--- BEGIN ---
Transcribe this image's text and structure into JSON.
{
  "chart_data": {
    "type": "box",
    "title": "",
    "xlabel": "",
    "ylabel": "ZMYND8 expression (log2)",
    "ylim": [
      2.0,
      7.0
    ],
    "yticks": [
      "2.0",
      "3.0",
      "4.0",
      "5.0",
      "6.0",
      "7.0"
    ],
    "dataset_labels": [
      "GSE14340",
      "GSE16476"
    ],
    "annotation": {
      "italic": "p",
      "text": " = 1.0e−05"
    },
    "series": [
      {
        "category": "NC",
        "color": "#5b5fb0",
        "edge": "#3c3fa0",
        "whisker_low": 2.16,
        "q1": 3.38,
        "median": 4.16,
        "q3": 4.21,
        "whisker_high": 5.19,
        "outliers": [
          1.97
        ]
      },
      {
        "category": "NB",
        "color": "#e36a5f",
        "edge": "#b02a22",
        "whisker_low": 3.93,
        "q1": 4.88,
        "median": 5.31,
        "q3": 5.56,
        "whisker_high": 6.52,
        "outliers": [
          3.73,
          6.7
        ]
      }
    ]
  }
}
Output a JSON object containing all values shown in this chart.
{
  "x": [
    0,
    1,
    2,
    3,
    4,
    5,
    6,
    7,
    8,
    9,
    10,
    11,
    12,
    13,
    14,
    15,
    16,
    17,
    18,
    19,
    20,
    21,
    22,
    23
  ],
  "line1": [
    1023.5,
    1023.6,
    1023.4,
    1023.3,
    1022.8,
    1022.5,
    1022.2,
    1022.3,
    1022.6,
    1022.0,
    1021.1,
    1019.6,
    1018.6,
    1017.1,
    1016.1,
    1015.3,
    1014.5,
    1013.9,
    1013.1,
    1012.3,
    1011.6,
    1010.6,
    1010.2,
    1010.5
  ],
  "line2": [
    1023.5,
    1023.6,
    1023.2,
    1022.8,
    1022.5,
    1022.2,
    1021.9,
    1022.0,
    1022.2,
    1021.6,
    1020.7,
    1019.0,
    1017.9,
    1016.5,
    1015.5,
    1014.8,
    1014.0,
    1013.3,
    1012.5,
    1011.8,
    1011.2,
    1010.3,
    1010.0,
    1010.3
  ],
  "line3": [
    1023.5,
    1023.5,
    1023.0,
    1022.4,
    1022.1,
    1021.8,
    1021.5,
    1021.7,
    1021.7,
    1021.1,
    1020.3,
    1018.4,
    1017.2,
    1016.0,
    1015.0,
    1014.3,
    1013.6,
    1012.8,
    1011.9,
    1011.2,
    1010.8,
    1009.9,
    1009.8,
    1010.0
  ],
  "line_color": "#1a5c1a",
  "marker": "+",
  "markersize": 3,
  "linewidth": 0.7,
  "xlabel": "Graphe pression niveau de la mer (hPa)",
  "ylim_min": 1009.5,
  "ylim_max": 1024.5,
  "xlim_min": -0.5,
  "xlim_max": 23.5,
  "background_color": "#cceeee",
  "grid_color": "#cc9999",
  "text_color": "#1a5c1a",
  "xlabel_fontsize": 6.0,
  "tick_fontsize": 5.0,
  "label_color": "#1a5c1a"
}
--- END ---
■ Exercise details: Reproduce the data in its entirety, matching each character.

■ Response to the exercise:
Transcribe this image's text and structure into JSON.
{
  "chart_data": {
    "type": "box",
    "title": "",
    "xlabel": "",
    "ylabel": "ZMYND8 expression (log2)",
    "ylim": [
      2.0,
      7.0
    ],
    "yticks": [
      "2.0",
      "3.0",
      "4.0",
      "5.0",
      "6.0",
      "7.0"
    ],
    "dataset_labels": [
      "GSE14340",
      "GSE16476"
    ],
    "annotation": {
      "italic": "p",
      "text": " = 1.0e−05"
    },
    "series": [
      {
        "category": "NC",
        "color": "#5b5fb0",
        "edge": "#3c3fa0",
        "whisker_low": 2.16,
        "q1": 3.38,
        "median": 4.16,
        "q3": 4.21,
        "whisker_high": 5.19,
        "outliers": [
          1.97
        ]
      },
      {
        "category": "NB",
        "color": "#e36a5f",
        "edge": "#b02a22",
        "whisker_low": 3.93,
        "q1": 4.88,
        "median": 5.31,
        "q3": 5.56,
        "whisker_high": 6.52,
        "outliers": [
          3.73,
          6.7
        ]
      }
    ]
  }
}
Output a JSON object containing all values shown in this chart.
{
  "x": [
    0,
    1,
    2,
    3,
    4,
    5,
    6,
    7,
    8,
    9,
    10,
    11,
    12,
    13,
    14,
    15,
    16,
    17,
    18,
    19,
    20,
    21,
    22,
    23
  ],
  "line1": [
    1023.5,
    1023.6,
    1023.4,
    1023.3,
    1022.8,
    1022.5,
    1022.2,
    1022.3,
    1022.6,
    1022.0,
    1021.1,
    1019.6,
    1018.6,
    1017.1,
    1016.1,
    1015.3,
    1014.5,
    1013.9,
    1013.1,
    1012.3,
    1011.6,
    1010.6,
    1010.2,
    1010.5
  ],
  "line2": [
    1023.5,
    1023.6,
    1023.2,
    1022.8,
    1022.5,
    1022.2,
    1021.9,
    1022.0,
    1022.2,
    1021.6,
    1020.7,
    1019.0,
    1017.9,
    1016.5,
    1015.5,
    1014.8,
    1014.0,
    1013.3,
    1012.5,
    1011.8,
    1011.2,
    1010.3,
    1010.0,
    1010.3
  ],
  "line3": [
    1023.5,
    1023.5,
    1023.0,
    1022.4,
    1022.1,
    1021.8,
    1021.5,
    1021.7,
    1021.7,
    1021.1,
    1020.3,
    1018.4,
    1017.2,
    1016.0,
    1015.0,
    1014.3,
    1013.6,
    1012.8,
    1011.9,
    1011.2,
    1010.8,
    1009.9,
    1009.8,
    1010.0
  ],
  "line_color": "#1a5c1a",
  "marker": "+",
  "markersize": 3,
  "linewidth": 0.7,
  "xlabel": "Graphe pression niveau de la mer (hPa)",
  "ylim_min": 1009.5,
  "ylim_max": 1024.5,
  "xlim_min": -0.5,
  "xlim_max": 23.5,
  "background_color": "#cceeee",
  "grid_color": "#cc9999",
  "text_color": "#1a5c1a",
  "xlabel_fontsize": 6.0,
  "tick_fontsize": 5.0,
  "label_color": "#1a5c1a"
}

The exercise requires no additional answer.